Task brief: Search the records for "active". Copy every line where it appears.

******************************

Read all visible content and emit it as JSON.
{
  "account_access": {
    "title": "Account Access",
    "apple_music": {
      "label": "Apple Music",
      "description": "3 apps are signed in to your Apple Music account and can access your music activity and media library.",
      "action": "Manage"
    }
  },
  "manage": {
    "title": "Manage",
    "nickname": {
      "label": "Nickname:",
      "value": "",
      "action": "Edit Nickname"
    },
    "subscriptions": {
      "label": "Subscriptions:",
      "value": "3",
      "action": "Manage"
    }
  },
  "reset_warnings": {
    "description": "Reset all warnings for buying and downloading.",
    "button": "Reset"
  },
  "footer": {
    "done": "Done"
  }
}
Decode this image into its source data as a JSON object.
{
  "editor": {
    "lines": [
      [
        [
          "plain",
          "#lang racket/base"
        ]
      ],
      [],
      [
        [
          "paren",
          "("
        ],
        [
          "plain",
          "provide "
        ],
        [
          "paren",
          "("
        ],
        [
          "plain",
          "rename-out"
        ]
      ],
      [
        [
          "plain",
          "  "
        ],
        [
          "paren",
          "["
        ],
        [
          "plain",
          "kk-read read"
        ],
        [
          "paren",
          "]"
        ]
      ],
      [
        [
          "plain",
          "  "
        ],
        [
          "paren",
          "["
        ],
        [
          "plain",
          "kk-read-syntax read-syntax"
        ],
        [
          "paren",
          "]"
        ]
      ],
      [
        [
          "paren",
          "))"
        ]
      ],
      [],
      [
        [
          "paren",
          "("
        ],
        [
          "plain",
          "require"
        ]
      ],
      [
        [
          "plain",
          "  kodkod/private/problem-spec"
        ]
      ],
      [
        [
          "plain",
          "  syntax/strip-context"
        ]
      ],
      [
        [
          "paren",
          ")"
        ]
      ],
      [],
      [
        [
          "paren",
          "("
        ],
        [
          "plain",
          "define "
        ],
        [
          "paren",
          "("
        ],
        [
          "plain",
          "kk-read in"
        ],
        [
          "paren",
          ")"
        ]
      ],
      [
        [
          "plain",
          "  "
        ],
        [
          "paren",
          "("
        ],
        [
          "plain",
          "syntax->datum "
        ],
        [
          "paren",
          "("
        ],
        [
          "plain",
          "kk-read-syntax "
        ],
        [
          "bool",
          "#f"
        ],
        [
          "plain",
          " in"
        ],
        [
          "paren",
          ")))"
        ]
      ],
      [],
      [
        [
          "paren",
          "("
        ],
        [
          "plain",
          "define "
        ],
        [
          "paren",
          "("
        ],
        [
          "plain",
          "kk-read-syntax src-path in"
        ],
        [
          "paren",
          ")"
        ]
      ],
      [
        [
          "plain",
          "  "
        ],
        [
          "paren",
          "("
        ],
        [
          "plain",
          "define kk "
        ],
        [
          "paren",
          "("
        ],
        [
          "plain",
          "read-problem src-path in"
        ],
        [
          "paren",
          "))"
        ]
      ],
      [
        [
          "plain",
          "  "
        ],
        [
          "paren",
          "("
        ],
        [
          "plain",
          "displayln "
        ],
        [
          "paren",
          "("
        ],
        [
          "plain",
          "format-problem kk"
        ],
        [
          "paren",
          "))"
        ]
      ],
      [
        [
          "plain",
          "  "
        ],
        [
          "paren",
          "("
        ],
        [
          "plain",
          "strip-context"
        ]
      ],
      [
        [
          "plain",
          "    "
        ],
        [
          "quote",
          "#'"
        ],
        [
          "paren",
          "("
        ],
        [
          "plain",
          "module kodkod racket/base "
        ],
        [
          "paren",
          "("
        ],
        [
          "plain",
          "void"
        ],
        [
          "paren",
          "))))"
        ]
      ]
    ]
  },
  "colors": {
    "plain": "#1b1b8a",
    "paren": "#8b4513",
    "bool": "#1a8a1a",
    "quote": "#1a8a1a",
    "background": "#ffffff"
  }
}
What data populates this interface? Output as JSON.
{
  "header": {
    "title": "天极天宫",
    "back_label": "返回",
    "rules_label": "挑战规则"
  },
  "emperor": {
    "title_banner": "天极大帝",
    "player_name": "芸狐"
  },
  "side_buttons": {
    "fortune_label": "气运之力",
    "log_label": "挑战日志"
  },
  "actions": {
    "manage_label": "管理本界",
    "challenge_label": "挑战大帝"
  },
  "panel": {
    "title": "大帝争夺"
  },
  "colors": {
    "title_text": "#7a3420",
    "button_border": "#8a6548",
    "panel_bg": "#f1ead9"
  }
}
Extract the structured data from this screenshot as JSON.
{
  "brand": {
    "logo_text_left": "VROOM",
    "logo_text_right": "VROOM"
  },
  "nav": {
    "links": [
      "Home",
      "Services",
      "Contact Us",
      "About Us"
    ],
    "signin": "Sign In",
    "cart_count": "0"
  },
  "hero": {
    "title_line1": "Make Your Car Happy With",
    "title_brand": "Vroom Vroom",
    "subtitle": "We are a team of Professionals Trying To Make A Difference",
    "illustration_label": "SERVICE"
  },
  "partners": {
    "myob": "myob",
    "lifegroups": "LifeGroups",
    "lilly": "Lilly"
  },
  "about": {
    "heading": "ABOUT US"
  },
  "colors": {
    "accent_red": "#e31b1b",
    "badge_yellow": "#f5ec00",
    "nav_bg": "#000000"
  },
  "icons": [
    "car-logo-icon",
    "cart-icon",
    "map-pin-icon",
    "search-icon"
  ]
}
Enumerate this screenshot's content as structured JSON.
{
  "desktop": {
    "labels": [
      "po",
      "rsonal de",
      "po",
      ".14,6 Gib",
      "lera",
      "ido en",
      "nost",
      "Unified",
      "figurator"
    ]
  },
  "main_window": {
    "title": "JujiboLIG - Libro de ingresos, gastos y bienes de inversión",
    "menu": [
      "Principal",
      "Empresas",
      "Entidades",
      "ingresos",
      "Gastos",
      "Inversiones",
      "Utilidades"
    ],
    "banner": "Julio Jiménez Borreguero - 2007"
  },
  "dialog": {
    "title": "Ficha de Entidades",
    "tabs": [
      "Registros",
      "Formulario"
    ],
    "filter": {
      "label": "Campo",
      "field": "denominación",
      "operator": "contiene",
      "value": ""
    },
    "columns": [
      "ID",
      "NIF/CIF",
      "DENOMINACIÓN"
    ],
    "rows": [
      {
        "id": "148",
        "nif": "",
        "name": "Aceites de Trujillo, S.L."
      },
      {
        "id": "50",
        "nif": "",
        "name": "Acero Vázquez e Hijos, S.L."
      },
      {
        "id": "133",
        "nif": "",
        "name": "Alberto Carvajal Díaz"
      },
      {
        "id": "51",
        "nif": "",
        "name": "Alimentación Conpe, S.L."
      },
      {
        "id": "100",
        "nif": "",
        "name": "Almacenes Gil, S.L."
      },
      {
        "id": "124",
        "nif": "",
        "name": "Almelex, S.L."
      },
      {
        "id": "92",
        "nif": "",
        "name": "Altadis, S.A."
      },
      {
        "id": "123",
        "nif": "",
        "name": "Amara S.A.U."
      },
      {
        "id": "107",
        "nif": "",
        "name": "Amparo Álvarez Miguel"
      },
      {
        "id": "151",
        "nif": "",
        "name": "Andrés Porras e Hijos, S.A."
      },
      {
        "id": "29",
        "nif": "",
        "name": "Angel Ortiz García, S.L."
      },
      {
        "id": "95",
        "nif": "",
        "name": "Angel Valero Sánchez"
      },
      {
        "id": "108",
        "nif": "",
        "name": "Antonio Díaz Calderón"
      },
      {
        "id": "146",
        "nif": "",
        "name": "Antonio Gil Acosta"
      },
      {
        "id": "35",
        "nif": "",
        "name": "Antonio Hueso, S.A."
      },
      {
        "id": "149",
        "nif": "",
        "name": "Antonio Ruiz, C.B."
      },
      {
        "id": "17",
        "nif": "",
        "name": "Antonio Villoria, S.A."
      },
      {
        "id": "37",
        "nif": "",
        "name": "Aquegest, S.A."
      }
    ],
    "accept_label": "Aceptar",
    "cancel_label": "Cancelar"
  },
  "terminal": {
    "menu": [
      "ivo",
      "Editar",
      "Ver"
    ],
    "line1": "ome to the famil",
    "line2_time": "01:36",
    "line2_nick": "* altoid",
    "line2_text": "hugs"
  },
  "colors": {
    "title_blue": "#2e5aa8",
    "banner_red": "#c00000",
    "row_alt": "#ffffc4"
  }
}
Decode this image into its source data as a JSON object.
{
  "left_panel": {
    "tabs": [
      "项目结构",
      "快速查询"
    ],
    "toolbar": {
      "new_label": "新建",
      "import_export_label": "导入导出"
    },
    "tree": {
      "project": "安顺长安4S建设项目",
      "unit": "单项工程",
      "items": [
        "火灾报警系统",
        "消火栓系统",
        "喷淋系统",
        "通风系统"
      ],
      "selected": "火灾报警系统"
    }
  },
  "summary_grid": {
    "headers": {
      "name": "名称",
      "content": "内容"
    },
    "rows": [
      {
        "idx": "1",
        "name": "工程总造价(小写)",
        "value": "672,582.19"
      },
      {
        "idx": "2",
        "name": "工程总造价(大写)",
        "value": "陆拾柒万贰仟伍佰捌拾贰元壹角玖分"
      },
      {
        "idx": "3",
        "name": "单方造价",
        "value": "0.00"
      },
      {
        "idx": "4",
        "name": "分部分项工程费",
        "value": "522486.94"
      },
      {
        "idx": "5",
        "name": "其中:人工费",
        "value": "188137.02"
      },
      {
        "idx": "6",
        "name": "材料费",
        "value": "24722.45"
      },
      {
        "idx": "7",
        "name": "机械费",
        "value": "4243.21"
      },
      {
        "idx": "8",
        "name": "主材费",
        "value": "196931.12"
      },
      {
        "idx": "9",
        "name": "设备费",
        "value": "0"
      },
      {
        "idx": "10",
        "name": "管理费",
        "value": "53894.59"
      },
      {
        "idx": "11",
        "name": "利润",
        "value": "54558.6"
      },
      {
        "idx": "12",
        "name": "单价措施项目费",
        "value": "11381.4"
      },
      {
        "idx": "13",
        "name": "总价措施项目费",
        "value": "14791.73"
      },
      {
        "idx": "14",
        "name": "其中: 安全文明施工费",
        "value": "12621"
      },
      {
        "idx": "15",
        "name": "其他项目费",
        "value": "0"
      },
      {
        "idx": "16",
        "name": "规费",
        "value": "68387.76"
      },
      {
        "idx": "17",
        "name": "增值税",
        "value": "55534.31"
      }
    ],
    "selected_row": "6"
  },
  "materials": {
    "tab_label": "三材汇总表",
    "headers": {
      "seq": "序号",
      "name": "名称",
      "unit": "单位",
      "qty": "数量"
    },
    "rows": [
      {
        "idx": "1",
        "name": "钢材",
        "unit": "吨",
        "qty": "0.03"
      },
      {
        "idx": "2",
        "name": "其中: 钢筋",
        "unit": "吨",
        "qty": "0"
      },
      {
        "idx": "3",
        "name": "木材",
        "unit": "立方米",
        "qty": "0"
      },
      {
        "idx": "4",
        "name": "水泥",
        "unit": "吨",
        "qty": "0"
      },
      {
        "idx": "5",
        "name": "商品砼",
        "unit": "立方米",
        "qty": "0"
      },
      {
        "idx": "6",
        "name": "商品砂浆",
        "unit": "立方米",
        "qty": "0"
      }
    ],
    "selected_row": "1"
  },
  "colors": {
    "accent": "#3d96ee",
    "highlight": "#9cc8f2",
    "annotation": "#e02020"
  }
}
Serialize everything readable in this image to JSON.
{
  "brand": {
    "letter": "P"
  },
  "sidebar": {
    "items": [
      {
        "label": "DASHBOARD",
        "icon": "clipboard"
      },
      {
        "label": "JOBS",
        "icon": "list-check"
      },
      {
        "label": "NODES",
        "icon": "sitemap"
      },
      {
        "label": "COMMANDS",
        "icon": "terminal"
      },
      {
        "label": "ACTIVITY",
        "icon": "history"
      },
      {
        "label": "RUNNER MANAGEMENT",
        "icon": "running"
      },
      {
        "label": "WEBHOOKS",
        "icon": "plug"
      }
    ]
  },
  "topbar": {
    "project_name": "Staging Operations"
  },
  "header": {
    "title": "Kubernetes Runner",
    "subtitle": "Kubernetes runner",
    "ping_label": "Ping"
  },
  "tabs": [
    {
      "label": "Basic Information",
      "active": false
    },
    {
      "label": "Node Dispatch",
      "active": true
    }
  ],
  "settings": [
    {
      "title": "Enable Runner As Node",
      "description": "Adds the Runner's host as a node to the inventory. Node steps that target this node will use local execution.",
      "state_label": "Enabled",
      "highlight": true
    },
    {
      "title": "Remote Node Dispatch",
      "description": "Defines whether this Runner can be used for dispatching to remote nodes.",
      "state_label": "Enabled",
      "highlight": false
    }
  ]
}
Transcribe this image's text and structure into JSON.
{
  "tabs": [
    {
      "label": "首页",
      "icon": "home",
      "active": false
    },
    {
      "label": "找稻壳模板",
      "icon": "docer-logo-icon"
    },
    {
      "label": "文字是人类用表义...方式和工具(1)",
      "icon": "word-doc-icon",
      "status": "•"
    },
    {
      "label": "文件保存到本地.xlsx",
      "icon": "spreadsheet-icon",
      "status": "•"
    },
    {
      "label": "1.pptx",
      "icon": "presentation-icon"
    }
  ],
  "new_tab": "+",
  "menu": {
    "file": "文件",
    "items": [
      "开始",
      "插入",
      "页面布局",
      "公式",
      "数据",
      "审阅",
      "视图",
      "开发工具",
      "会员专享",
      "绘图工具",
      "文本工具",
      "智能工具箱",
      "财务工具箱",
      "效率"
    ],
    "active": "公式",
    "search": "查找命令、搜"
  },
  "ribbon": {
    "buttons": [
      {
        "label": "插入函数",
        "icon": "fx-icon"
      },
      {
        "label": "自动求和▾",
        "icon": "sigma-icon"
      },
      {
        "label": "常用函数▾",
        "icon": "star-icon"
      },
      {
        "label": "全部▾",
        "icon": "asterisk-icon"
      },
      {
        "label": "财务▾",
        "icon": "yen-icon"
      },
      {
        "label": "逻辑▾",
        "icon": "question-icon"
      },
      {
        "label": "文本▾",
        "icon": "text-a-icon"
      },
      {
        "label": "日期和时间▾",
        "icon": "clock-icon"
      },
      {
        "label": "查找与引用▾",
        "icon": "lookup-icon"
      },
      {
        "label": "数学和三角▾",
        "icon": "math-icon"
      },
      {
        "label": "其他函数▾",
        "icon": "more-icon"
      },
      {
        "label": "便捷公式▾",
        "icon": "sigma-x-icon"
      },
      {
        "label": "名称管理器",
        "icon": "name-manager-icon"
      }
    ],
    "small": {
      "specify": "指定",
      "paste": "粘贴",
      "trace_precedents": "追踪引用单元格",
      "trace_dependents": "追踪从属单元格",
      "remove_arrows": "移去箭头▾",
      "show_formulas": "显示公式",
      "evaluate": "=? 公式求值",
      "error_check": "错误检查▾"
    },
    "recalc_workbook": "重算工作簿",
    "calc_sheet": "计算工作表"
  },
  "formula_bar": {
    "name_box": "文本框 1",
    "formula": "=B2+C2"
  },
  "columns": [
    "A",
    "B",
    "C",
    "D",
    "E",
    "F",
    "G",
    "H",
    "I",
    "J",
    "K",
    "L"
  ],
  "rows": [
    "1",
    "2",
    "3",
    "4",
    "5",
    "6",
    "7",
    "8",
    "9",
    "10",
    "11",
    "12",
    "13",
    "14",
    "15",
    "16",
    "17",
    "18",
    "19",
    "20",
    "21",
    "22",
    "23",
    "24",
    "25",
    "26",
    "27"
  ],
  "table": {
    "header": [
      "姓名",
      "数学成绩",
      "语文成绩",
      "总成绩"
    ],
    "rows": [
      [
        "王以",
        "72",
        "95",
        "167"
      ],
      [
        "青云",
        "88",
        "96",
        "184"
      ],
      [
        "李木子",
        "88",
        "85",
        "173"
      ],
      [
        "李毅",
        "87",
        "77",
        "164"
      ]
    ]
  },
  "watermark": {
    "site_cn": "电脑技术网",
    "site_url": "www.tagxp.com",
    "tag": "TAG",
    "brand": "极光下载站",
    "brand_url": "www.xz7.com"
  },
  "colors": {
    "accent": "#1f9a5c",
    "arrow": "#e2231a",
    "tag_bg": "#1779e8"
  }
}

******************************

Finished task:
      "active": false
      "active": true
      "active": false
    "active": "公式",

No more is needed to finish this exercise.